Material for the task:
'''
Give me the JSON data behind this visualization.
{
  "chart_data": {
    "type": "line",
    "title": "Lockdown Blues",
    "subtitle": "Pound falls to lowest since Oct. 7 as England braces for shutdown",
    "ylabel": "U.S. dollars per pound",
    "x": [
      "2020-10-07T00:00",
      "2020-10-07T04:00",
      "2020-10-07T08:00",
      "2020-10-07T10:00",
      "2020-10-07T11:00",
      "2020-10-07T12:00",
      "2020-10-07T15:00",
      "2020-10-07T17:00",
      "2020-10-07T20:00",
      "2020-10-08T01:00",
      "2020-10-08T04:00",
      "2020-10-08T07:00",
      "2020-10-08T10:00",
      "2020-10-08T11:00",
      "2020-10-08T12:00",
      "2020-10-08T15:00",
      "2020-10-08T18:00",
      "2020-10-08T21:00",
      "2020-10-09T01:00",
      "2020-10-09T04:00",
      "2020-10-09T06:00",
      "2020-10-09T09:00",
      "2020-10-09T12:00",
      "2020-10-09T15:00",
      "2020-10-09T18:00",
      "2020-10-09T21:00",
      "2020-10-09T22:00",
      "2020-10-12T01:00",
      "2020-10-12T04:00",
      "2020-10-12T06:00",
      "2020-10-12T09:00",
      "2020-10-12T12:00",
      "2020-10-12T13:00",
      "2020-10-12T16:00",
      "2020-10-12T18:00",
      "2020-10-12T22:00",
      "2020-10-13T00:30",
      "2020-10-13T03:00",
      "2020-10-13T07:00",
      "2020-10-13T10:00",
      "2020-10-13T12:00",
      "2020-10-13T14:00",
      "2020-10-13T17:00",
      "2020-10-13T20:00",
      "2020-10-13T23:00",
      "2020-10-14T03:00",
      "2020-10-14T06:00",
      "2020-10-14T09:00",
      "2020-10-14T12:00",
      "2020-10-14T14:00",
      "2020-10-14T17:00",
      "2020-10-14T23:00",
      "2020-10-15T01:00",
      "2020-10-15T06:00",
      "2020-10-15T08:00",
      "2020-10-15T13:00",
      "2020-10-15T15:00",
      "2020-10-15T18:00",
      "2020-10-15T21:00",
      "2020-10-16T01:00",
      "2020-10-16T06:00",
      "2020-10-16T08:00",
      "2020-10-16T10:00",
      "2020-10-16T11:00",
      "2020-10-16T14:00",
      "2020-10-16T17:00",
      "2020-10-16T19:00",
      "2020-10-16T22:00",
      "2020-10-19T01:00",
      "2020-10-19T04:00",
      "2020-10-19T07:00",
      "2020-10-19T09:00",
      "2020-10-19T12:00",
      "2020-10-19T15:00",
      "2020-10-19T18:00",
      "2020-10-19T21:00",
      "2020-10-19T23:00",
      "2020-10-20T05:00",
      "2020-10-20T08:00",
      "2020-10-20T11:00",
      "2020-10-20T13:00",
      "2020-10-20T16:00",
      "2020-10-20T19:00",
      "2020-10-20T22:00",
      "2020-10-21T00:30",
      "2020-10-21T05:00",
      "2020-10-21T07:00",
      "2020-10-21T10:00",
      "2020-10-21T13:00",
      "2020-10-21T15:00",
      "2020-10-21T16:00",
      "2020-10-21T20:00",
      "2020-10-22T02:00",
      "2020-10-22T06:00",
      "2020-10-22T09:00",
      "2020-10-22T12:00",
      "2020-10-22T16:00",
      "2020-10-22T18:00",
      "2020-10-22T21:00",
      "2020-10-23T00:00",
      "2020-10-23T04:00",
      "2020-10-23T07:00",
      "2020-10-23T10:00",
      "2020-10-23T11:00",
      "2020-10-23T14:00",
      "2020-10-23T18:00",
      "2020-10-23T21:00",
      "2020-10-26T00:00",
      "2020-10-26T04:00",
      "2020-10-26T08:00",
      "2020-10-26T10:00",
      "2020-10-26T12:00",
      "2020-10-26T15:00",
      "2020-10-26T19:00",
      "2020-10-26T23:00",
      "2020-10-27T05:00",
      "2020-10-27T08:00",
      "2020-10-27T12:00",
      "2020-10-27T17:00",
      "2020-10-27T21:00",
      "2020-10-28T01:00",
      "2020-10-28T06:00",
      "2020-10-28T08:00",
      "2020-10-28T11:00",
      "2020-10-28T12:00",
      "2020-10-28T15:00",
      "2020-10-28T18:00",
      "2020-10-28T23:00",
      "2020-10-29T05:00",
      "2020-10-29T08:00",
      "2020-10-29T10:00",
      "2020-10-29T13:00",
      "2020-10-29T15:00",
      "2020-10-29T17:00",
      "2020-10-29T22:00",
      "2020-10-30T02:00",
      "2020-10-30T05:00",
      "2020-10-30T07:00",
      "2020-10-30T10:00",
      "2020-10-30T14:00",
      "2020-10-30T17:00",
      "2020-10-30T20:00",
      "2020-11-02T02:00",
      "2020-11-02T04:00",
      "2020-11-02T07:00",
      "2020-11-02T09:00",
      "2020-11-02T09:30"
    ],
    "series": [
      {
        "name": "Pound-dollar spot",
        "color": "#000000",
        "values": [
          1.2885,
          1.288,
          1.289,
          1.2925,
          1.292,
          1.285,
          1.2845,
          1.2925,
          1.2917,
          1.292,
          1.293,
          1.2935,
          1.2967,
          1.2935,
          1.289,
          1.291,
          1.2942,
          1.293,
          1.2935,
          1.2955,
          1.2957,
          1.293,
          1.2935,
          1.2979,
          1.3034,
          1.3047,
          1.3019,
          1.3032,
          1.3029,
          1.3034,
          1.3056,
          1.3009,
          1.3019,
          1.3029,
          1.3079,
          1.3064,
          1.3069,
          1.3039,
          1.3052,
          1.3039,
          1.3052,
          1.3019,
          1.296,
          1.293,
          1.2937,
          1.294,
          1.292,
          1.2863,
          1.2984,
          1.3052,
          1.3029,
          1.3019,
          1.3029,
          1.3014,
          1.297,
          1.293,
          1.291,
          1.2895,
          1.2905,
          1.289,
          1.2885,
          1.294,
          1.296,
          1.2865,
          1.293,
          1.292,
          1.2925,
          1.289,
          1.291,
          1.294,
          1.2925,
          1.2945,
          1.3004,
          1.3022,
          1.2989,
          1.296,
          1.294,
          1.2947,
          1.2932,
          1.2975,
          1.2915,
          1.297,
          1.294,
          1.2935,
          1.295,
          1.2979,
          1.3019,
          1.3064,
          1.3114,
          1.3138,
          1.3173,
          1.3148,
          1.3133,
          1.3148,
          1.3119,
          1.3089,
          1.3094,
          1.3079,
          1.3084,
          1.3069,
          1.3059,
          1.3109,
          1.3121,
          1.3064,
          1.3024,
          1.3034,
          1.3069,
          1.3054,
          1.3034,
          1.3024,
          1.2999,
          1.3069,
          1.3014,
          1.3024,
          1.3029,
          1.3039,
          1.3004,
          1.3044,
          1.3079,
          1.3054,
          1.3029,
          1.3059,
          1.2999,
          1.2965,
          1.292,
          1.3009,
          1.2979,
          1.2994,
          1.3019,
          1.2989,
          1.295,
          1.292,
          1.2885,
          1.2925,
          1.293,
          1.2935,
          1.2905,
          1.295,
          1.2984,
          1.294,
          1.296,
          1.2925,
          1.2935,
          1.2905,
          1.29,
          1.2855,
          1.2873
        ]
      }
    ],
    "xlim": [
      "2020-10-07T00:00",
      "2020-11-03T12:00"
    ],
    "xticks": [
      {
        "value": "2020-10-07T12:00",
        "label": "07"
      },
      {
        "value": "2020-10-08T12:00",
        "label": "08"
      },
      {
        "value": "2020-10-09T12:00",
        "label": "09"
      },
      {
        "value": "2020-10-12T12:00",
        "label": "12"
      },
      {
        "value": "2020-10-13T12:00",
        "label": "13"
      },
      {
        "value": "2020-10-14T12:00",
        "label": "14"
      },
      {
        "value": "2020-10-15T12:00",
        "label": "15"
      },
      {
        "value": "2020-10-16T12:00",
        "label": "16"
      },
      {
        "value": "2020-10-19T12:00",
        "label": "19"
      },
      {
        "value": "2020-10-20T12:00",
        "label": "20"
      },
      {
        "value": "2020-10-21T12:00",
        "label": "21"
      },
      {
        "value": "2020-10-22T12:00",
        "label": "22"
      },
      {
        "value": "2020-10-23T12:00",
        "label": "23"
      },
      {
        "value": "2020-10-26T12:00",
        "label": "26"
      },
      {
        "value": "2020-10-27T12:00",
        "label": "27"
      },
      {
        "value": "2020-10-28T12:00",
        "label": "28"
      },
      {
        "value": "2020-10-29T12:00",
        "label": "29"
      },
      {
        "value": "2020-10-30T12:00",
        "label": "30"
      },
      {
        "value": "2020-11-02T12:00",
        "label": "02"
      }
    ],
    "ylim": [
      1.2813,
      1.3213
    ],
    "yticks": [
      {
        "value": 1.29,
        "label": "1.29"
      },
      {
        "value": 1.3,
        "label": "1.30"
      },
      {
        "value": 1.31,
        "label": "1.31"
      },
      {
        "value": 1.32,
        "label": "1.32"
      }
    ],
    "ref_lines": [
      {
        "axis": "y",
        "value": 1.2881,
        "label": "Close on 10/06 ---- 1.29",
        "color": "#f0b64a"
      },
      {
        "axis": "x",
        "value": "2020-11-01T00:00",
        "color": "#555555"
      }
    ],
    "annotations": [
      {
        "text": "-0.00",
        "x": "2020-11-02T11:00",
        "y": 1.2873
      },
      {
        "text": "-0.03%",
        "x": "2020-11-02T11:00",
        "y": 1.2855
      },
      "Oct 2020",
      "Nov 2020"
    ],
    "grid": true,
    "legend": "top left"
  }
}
'''
To be done: Isolate each line of the listing above that includes "color". Copy it.

Response:
        "color": "#000000",
        "color": "#f0b64a"
        "color": "#555555"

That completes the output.